Collected data entries
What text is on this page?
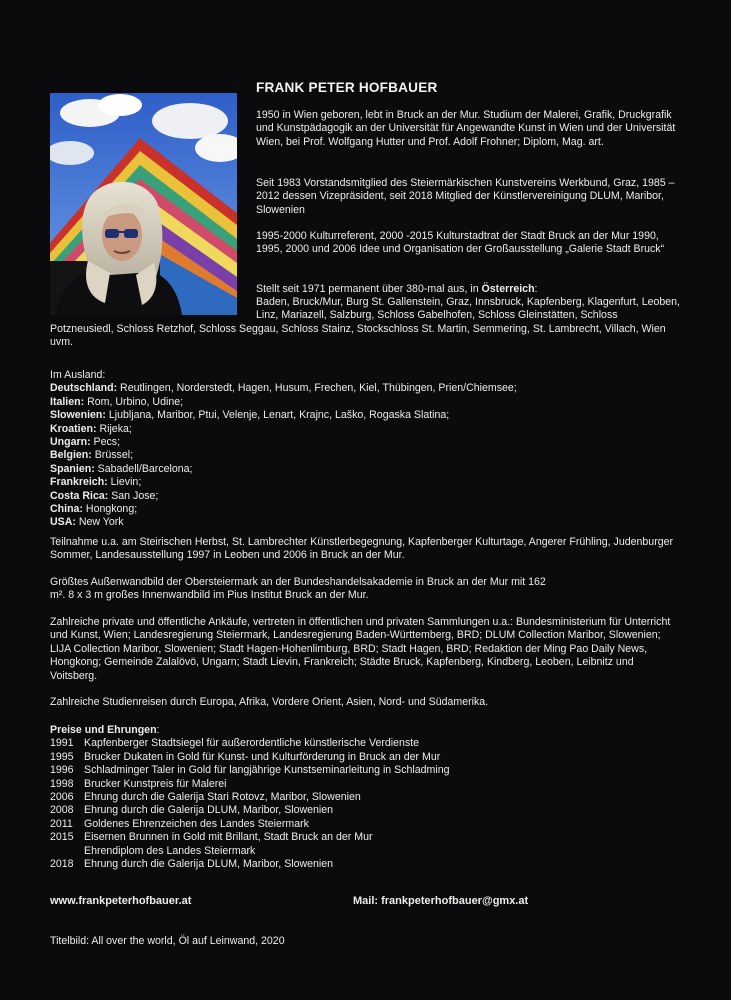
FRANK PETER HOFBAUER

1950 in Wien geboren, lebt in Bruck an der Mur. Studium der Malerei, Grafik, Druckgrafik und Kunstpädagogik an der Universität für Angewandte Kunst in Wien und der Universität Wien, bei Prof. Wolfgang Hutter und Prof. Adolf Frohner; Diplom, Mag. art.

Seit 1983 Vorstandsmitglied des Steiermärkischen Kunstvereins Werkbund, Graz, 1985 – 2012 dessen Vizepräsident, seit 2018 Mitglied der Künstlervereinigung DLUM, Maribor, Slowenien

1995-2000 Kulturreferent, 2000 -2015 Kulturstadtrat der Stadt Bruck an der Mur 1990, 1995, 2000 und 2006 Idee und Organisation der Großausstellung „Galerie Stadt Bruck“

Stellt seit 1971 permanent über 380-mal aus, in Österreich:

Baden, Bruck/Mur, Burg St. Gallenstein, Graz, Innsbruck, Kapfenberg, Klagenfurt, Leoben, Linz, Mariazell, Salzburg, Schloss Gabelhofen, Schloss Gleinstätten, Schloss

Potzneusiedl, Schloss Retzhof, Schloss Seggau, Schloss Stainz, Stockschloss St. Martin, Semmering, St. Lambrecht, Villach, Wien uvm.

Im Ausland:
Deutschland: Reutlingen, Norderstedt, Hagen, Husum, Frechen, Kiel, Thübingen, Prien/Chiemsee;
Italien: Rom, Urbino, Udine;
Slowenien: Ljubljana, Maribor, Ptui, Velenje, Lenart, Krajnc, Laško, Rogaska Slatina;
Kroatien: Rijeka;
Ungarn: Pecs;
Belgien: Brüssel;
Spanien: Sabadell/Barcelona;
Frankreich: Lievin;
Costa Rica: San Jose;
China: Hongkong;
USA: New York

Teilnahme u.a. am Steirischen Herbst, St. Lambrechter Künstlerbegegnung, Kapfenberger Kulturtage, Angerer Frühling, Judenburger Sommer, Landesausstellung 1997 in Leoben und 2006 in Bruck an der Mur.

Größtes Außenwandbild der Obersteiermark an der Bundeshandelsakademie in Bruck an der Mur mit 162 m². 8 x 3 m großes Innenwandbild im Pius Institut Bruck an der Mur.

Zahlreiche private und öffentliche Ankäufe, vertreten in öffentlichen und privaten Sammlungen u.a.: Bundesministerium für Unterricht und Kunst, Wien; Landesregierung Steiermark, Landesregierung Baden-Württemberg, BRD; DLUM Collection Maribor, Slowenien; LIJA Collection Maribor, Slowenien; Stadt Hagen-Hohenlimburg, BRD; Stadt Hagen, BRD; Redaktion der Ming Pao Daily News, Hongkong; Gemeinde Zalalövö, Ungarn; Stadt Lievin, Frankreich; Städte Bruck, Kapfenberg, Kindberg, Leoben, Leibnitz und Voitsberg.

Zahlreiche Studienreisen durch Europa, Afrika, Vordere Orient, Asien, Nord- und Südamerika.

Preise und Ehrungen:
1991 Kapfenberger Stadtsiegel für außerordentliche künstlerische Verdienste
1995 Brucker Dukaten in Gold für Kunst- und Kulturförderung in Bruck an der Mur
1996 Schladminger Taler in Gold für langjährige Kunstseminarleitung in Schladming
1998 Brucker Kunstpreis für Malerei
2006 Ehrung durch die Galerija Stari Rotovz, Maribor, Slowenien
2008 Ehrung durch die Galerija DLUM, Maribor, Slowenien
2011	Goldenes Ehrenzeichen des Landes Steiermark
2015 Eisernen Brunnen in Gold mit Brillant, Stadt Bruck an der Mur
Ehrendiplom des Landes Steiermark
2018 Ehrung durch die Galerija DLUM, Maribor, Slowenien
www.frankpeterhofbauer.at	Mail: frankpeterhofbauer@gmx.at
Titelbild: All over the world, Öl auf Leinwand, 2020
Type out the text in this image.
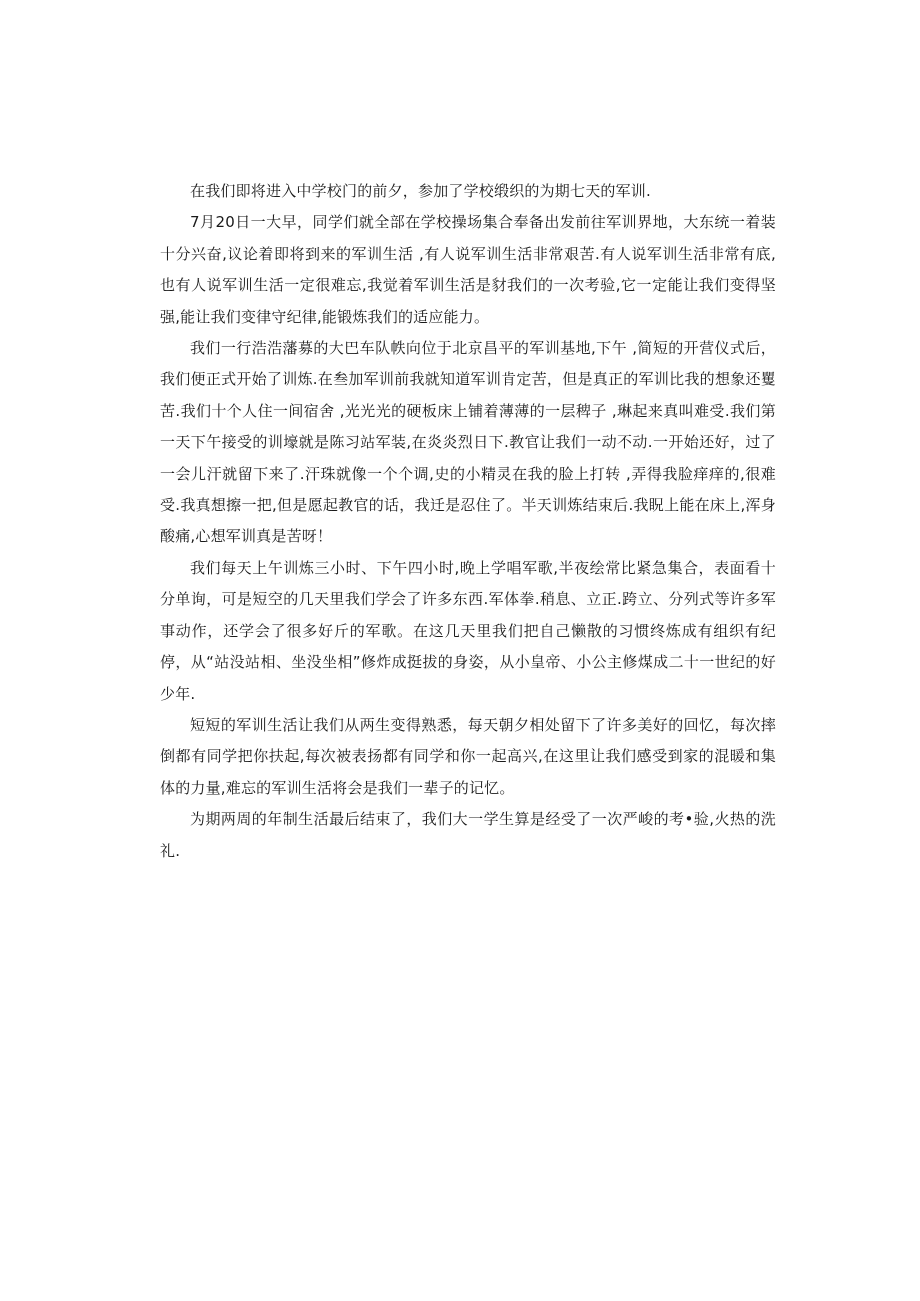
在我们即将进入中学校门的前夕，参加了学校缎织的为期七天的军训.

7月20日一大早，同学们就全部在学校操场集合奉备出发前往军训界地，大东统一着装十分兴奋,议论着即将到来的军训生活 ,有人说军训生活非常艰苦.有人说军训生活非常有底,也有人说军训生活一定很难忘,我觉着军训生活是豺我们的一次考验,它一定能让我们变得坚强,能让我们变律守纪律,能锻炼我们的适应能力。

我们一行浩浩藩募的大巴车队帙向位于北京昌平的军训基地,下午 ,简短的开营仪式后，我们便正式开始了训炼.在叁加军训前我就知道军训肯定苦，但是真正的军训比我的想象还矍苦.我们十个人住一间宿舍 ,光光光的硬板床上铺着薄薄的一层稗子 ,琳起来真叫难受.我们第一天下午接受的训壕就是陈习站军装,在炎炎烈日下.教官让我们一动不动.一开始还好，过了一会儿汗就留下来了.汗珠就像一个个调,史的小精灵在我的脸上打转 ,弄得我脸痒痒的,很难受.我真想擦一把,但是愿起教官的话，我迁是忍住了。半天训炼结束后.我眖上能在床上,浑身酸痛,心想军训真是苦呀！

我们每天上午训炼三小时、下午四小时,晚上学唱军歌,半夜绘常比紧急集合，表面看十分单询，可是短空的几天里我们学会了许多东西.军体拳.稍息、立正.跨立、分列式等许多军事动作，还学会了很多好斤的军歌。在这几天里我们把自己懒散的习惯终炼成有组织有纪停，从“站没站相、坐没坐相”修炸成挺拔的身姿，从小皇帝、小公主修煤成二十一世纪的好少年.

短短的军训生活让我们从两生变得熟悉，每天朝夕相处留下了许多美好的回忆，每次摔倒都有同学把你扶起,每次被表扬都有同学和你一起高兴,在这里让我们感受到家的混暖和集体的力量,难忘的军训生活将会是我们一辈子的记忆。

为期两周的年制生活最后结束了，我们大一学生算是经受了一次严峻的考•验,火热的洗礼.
---
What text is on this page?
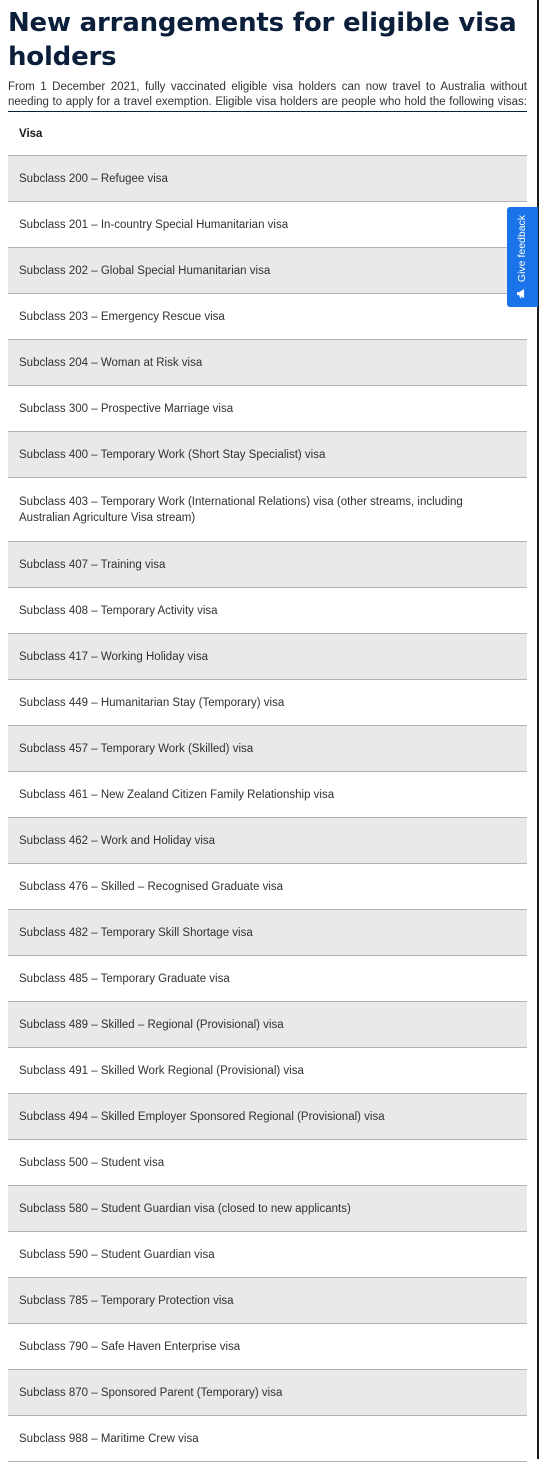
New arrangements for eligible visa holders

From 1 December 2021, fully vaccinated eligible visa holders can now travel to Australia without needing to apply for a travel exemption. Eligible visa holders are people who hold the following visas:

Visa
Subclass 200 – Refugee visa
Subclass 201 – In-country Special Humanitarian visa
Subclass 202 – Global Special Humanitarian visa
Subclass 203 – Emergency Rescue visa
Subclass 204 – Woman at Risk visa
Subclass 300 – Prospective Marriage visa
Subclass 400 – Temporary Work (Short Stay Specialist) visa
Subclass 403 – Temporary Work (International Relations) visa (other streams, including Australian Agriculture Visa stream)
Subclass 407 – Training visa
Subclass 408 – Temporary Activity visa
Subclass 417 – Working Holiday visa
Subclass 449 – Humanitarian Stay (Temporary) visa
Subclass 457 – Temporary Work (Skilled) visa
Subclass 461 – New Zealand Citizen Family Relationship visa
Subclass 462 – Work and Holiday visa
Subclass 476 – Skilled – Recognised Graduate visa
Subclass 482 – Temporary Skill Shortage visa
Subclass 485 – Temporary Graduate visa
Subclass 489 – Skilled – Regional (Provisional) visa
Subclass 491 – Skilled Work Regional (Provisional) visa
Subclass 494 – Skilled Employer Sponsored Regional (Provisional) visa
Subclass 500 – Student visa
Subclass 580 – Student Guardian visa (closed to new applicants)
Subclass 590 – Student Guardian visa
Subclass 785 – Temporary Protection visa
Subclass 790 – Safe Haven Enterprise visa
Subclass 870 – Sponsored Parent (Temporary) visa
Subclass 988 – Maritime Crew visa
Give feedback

◆ Work instructions:
Pull every line holding "Baden" out of the records.

◆ Answer to the problem:
Baden, Bruck/Mur, Burg St. Gallenstein, Graz, Innsbruck, Kapfenberg, Klagenfurt, Leoben, Linz, Mariazell, Salzburg, Schloss Gabelhofen, Schloss Gleinstätten, Schloss
Zahlreiche private und öffentliche Ankäufe, vertreten in öffentlichen und privaten Sammlungen u.a.: Bundesministerium für Unterricht und Kunst, Wien; Landesregierung Steiermark, Landesregierung Baden-Württemberg, BRD; DLUM Collection Maribor, Slowenien; LIJA Collection Maribor, Slowenien; Stadt Hagen-Hohenlimburg, BRD; Stadt Hagen, BRD; Redaktion der Ming Pao Daily News, Hongkong; Gemeinde Zalalövö, Ungarn; Stadt Lievin, Frankreich; Städte Bruck, Kapfenberg, Kindberg, Leoben, Leibnitz und Voitsberg.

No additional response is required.